EXERCISE INSTRUCTIONS
Copy the data precisely, keeping every character.

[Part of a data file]
::::

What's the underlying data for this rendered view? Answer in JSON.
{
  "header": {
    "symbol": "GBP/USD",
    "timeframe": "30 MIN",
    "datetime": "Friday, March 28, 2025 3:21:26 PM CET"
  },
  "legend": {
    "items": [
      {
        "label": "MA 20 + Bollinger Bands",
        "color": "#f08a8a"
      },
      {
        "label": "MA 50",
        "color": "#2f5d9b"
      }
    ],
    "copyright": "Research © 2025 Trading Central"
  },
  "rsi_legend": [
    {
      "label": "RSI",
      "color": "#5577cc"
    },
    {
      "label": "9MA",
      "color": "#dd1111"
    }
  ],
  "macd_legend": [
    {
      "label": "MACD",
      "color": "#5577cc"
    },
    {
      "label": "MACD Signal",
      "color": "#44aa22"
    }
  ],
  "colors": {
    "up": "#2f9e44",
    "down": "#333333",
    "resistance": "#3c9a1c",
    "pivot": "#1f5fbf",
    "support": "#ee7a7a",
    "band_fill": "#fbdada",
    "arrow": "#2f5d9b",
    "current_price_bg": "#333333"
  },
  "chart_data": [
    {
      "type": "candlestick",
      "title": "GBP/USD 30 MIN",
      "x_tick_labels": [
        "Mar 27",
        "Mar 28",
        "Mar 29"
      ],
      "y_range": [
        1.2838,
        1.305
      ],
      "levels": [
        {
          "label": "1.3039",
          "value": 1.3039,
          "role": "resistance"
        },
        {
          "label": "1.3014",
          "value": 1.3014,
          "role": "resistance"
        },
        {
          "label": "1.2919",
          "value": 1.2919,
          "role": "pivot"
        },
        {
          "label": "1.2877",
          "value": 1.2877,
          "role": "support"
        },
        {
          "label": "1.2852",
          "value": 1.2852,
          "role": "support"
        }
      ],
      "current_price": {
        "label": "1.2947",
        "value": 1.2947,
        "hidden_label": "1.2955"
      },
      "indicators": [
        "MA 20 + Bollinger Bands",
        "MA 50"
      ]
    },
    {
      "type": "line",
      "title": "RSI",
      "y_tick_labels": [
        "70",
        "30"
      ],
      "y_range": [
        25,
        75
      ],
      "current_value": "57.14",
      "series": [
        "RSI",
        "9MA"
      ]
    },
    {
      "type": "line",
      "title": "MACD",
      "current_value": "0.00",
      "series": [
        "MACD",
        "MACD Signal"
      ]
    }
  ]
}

::::

RESULT OF THIS TASK
What's the underlying data for this rendered view? Answer in JSON.
{
  "header": {
    "symbol": "GBP/USD",
    "timeframe": "30 MIN",
    "datetime": "Friday, March 28, 2025 3:21:26 PM CET"
  },
  "legend": {
    "items": [
      {
        "label": "MA 20 + Bollinger Bands",
        "color": "#f08a8a"
      },
      {
        "label": "MA 50",
        "color": "#2f5d9b"
      }
    ],
    "copyright": "Research © 2025 Trading Central"
  },
  "rsi_legend": [
    {
      "label": "RSI",
      "color": "#5577cc"
    },
    {
      "label": "9MA",
      "color": "#dd1111"
    }
  ],
  "macd_legend": [
    {
      "label": "MACD",
      "color": "#5577cc"
    },
    {
      "label": "MACD Signal",
      "color": "#44aa22"
    }
  ],
  "colors": {
    "up": "#2f9e44",
    "down": "#333333",
    "resistance": "#3c9a1c",
    "pivot": "#1f5fbf",
    "support": "#ee7a7a",
    "band_fill": "#fbdada",
    "arrow": "#2f5d9b",
    "current_price_bg": "#333333"
  },
  "chart_data": [
    {
      "type": "candlestick",
      "title": "GBP/USD 30 MIN",
      "x_tick_labels": [
        "Mar 27",
        "Mar 28",
        "Mar 29"
      ],
      "y_range": [
        1.2838,
        1.305
      ],
      "levels": [
        {
          "label": "1.3039",
          "value": 1.3039,
          "role": "resistance"
        },
        {
          "label": "1.3014",
          "value": 1.3014,
          "role": "resistance"
        },
        {
          "label": "1.2919",
          "value": 1.2919,
          "role": "pivot"
        },
        {
          "label": "1.2877",
          "value": 1.2877,
          "role": "support"
        },
        {
          "label": "1.2852",
          "value": 1.2852,
          "role": "support"
        }
      ],
      "current_price": {
        "label": "1.2947",
        "value": 1.2947,
        "hidden_label": "1.2955"
      },
      "indicators": [
        "MA 20 + Bollinger Bands",
        "MA 50"
      ]
    },
    {
      "type": "line",
      "title": "RSI",
      "y_tick_labels": [
        "70",
        "30"
      ],
      "y_range": [
        25,
        75
      ],
      "current_value": "57.14",
      "series": [
        "RSI",
        "9MA"
      ]
    },
    {
      "type": "line",
      "title": "MACD",
      "current_value": "0.00",
      "series": [
        "MACD",
        "MACD Signal"
      ]
    }
  ]
}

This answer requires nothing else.